==== DATA EXTRACT ====

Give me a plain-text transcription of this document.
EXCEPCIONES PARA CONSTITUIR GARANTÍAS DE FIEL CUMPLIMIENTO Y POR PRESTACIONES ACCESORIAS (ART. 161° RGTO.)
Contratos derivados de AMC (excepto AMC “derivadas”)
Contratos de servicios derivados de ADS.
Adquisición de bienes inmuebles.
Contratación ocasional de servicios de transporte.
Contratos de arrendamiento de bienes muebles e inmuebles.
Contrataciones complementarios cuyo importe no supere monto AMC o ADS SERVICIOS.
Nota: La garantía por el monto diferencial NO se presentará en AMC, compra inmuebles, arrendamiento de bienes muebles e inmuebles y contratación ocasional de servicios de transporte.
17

====

> **DIRECTIVE**: Make an exact copy of every line in the data.

> **TASK SOLUTION**:
Give me a plain-text transcription of this document.
EXCEPCIONES PARA CONSTITUIR GARANTÍAS DE FIEL CUMPLIMIENTO Y POR PRESTACIONES ACCESORIAS (ART. 161° RGTO.)
Contratos derivados de AMC (excepto AMC “derivadas”)
Contratos de servicios derivados de ADS.
Adquisición de bienes inmuebles.
Contratación ocasional de servicios de transporte.
Contratos de arrendamiento de bienes muebles e inmuebles.
Contrataciones complementarios cuyo importe no supere monto AMC o ADS SERVICIOS.
Nota: La garantía por el monto diferencial NO se presentará en AMC, compra inmuebles, arrendamiento de bienes muebles e inmuebles y contratación ocasional de servicios de transporte.
17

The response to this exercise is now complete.